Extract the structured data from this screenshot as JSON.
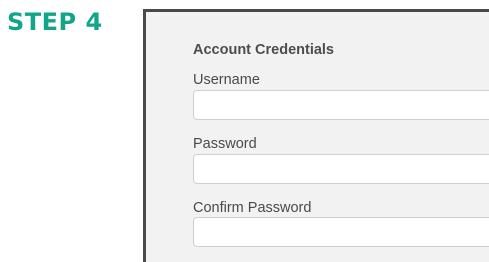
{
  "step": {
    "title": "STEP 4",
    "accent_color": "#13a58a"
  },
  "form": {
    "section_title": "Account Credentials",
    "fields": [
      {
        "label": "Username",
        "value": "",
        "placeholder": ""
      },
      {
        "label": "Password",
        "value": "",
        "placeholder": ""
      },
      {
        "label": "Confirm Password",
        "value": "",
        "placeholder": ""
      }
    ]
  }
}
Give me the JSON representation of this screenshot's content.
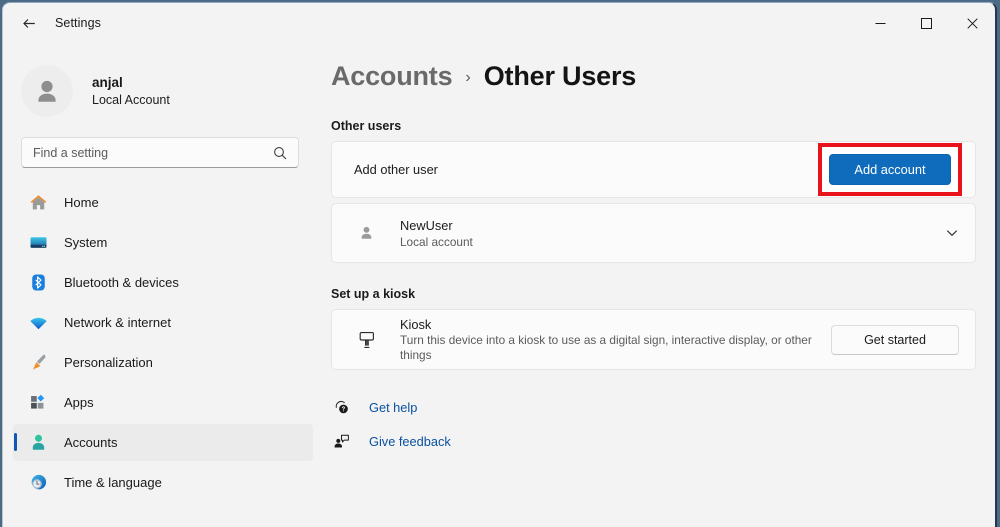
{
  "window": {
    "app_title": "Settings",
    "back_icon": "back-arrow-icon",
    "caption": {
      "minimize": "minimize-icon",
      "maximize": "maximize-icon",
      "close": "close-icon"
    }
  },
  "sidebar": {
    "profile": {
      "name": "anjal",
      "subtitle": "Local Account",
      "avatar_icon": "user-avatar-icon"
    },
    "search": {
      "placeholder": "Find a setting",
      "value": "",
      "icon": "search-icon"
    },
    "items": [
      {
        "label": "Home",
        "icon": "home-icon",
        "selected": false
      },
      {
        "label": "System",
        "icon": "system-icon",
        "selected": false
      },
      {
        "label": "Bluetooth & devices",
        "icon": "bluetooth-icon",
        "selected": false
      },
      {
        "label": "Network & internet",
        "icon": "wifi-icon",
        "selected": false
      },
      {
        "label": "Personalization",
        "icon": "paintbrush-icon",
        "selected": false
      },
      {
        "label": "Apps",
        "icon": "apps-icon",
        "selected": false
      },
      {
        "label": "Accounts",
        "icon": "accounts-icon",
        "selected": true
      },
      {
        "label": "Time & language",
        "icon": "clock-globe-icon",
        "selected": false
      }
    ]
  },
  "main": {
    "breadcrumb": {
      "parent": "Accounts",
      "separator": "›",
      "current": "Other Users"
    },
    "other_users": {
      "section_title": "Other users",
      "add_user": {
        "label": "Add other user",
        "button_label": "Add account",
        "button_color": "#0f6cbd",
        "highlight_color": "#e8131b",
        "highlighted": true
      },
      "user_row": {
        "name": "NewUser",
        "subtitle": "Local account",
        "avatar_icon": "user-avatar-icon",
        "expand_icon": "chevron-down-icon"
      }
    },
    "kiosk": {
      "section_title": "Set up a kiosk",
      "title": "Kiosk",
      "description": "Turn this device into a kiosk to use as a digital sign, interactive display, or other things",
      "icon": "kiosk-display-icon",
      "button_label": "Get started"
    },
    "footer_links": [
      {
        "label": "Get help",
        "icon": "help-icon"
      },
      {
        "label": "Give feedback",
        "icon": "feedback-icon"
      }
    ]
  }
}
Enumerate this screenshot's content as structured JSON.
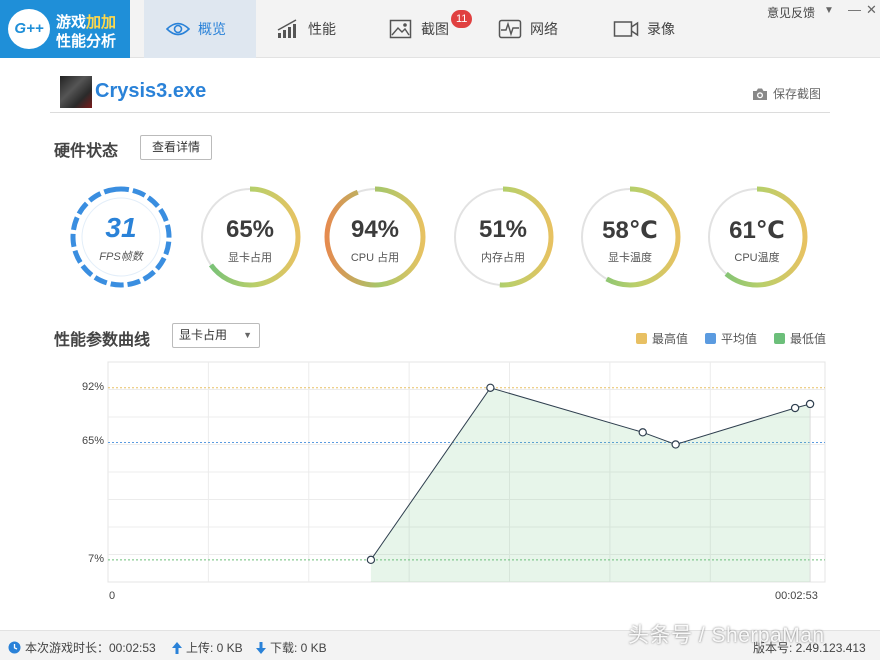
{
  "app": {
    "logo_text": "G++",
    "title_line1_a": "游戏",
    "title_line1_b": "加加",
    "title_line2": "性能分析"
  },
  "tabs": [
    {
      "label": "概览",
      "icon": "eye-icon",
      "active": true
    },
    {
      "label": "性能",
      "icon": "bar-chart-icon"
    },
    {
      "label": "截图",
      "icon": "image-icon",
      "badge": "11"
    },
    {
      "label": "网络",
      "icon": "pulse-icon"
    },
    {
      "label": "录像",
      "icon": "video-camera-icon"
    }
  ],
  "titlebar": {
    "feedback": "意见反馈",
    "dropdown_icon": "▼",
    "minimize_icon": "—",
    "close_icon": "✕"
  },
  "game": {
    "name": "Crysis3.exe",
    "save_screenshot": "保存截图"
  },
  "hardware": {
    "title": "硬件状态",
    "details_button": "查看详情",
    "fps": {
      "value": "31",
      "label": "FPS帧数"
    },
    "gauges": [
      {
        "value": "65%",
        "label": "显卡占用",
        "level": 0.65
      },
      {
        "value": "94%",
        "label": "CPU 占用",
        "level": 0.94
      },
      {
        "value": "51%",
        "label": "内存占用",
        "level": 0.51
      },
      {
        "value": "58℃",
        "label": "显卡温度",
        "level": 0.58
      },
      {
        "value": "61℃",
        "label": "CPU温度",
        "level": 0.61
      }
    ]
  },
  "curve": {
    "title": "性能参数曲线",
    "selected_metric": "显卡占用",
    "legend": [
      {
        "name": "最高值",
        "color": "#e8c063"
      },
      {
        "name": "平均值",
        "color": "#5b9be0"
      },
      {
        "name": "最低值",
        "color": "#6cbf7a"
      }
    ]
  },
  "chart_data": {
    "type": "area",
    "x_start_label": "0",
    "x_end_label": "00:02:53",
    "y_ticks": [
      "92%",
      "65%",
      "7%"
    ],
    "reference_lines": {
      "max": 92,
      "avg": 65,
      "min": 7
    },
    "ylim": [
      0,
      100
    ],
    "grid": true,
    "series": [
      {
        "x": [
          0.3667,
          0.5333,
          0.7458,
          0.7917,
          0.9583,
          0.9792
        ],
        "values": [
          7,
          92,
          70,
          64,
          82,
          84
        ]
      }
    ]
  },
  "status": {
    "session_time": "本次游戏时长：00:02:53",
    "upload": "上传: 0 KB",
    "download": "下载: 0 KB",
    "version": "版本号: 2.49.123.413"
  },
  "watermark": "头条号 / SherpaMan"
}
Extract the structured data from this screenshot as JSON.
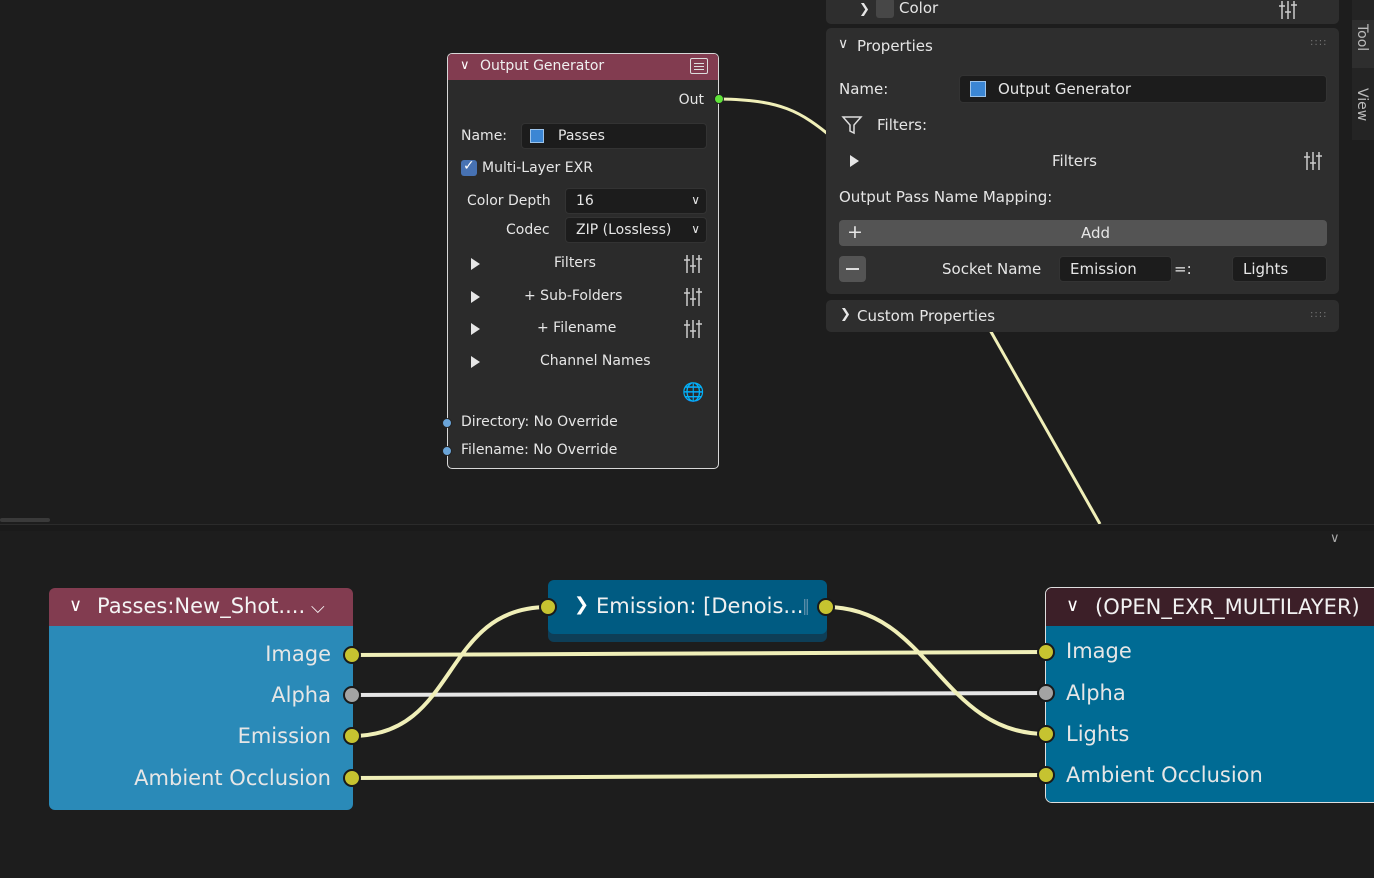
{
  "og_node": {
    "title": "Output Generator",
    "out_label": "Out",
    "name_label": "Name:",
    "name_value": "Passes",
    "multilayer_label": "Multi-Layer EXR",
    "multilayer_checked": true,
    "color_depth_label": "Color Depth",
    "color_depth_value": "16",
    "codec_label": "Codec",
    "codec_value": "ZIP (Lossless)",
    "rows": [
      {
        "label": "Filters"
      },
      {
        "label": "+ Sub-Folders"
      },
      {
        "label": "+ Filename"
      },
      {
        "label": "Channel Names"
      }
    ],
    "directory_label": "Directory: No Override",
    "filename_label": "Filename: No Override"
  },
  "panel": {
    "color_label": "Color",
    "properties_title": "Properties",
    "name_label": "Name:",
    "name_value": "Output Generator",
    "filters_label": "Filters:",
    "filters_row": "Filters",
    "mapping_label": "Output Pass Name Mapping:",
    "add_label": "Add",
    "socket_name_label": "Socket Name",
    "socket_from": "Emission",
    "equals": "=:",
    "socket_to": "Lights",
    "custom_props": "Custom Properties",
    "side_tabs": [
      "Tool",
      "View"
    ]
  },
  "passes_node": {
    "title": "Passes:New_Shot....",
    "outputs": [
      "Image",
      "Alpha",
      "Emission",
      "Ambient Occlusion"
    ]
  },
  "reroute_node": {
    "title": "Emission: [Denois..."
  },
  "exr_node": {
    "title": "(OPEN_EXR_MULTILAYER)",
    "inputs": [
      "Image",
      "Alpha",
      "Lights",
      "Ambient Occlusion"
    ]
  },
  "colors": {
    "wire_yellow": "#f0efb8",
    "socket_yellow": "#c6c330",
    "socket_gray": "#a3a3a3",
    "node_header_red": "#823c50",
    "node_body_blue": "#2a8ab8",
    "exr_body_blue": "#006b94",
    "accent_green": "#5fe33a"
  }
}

★ ★ ★

### Stated task
Copy the data character for character, but drop all pictures from the copy.

### Finished exercise
Extract the structured data from this screenshot as JSON.
{
  "step": {
    "title": "STEP 4",
    "accent_color": "#13a58a"
  },
  "form": {
    "section_title": "Account Credentials",
    "fields": [
      {
        "label": "Username",
        "value": "",
        "placeholder": ""
      },
      {
        "label": "Password",
        "value": "",
        "placeholder": ""
      },
      {
        "label": "Confirm Password",
        "value": "",
        "placeholder": ""
      }
    ]
  }
}
Give me the JSON representation of this screenshot's content.
{
  "window": {
    "app_title": "Settings",
    "back_icon": "back-arrow-icon",
    "caption": {
      "minimize": "minimize-icon",
      "maximize": "maximize-icon",
      "close": "close-icon"
    }
  },
  "sidebar": {
    "profile": {
      "name": "anjal",
      "subtitle": "Local Account",
      "avatar_icon": "user-avatar-icon"
    },
    "search": {
      "placeholder": "Find a setting",
      "value": "",
      "icon": "search-icon"
    },
    "items": [
      {
        "label": "Home",
        "icon": "home-icon",
        "selected": false
      },
      {
        "label": "System",
        "icon": "system-icon",
        "selected": false
      },
      {
        "label": "Bluetooth & devices",
        "icon": "bluetooth-icon",
        "selected": false
      },
      {
        "label": "Network & internet",
        "icon": "wifi-icon",
        "selected": false
      },
      {
        "label": "Personalization",
        "icon": "paintbrush-icon",
        "selected": false
      },
      {
        "label": "Apps",
        "icon": "apps-icon",
        "selected": false
      },
      {
        "label": "Accounts",
        "icon": "accounts-icon",
        "selected": true
      },
      {
        "label": "Time & language",
        "icon": "clock-globe-icon",
        "selected": false
      }
    ]
  },
  "main": {
    "breadcrumb": {
      "parent": "Accounts",
      "separator": "›",
      "current": "Other Users"
    },
    "other_users": {
      "section_title": "Other users",
      "add_user": {
        "label": "Add other user",
        "button_label": "Add account",
        "button_color": "#0f6cbd",
        "highlight_color": "#e8131b",
        "highlighted": true
      },
      "user_row": {
        "name": "NewUser",
        "subtitle": "Local account",
        "avatar_icon": "user-avatar-icon",
        "expand_icon": "chevron-down-icon"
      }
    },
    "kiosk": {
      "section_title": "Set up a kiosk",
      "title": "Kiosk",
      "description": "Turn this device into a kiosk to use as a digital sign, interactive display, or other things",
      "icon": "kiosk-display-icon",
      "button_label": "Get started"
    },
    "footer_links": [
      {
        "label": "Get help",
        "icon": "help-icon"
      },
      {
        "label": "Give feedback",
        "icon": "feedback-icon"
      }
    ]
  }
}
Enumerate this screenshot's content as structured JSON.
{
  "app": {
    "logo_text": "G++",
    "title_line1_a": "游戏",
    "title_line1_b": "加加",
    "title_line2": "性能分析"
  },
  "tabs": [
    {
      "label": "概览",
      "icon": "eye-icon",
      "active": true
    },
    {
      "label": "性能",
      "icon": "bar-chart-icon"
    },
    {
      "label": "截图",
      "icon": "image-icon",
      "badge": "11"
    },
    {
      "label": "网络",
      "icon": "pulse-icon"
    },
    {
      "label": "录像",
      "icon": "video-camera-icon"
    }
  ],
  "titlebar": {
    "feedback": "意见反馈",
    "dropdown_icon": "▼",
    "minimize_icon": "—",
    "close_icon": "✕"
  },
  "game": {
    "name": "Crysis3.exe",
    "save_screenshot": "保存截图"
  },
  "hardware": {
    "title": "硬件状态",
    "details_button": "查看详情",
    "fps": {
      "value": "31",
      "label": "FPS帧数"
    },
    "gauges": [
      {
        "value": "65%",
        "label": "显卡占用",
        "level": 0.65
      },
      {
        "value": "94%",
        "label": "CPU 占用",
        "level": 0.94
      },
      {
        "value": "51%",
        "label": "内存占用",
        "level": 0.51
      },
      {
        "value": "58℃",
        "label": "显卡温度",
        "level": 0.58
      },
      {
        "value": "61℃",
        "label": "CPU温度",
        "level": 0.61
      }
    ]
  },
  "curve": {
    "title": "性能参数曲线",
    "selected_metric": "显卡占用",
    "legend": [
      {
        "name": "最高值",
        "color": "#e8c063"
      },
      {
        "name": "平均值",
        "color": "#5b9be0"
      },
      {
        "name": "最低值",
        "color": "#6cbf7a"
      }
    ]
  },
  "chart_data": {
    "type": "area",
    "x_start_label": "0",
    "x_end_label": "00:02:53",
    "y_ticks": [
      "92%",
      "65%",
      "7%"
    ],
    "reference_lines": {
      "max": 92,
      "avg": 65,
      "min": 7
    },
    "ylim": [
      0,
      100
    ],
    "grid": true,
    "series": [
      {
        "x": [
          0.3667,
          0.5333,
          0.7458,
          0.7917,
          0.9583,
          0.9792
        ],
        "values": [
          7,
          92,
          70,
          64,
          82,
          84
        ]
      }
    ]
  },
  "status": {
    "session_time": "本次游戏时长：00:02:53",
    "upload": "上传: 0 KB",
    "download": "下载: 0 KB",
    "version": "版本号: 2.49.123.413"
  },
  "watermark": "头条号 / SherpaMan"
}
Extract the structured data from this screenshot as JSON.
{
  "og_node": {
    "title": "Output Generator",
    "out_label": "Out",
    "name_label": "Name:",
    "name_value": "Passes",
    "multilayer_label": "Multi-Layer EXR",
    "multilayer_checked": true,
    "color_depth_label": "Color Depth",
    "color_depth_value": "16",
    "codec_label": "Codec",
    "codec_value": "ZIP (Lossless)",
    "rows": [
      {
        "label": "Filters"
      },
      {
        "label": "+ Sub-Folders"
      },
      {
        "label": "+ Filename"
      },
      {
        "label": "Channel Names"
      }
    ],
    "directory_label": "Directory: No Override",
    "filename_label": "Filename: No Override"
  },
  "panel": {
    "color_label": "Color",
    "properties_title": "Properties",
    "name_label": "Name:",
    "name_value": "Output Generator",
    "filters_label": "Filters:",
    "filters_row": "Filters",
    "mapping_label": "Output Pass Name Mapping:",
    "add_label": "Add",
    "socket_name_label": "Socket Name",
    "socket_from": "Emission",
    "equals": "=:",
    "socket_to": "Lights",
    "custom_props": "Custom Properties",
    "side_tabs": [
      "Tool",
      "View"
    ]
  },
  "passes_node": {
    "title": "Passes:New_Shot....",
    "outputs": [
      "Image",
      "Alpha",
      "Emission",
      "Ambient Occlusion"
    ]
  },
  "reroute_node": {
    "title": "Emission: [Denois..."
  },
  "exr_node": {
    "title": "(OPEN_EXR_MULTILAYER)",
    "inputs": [
      "Image",
      "Alpha",
      "Lights",
      "Ambient Occlusion"
    ]
  },
  "colors": {
    "wire_yellow": "#f0efb8",
    "socket_yellow": "#c6c330",
    "socket_gray": "#a3a3a3",
    "node_header_red": "#823c50",
    "node_body_blue": "#2a8ab8",
    "exr_body_blue": "#006b94",
    "accent_green": "#5fe33a"
  }
}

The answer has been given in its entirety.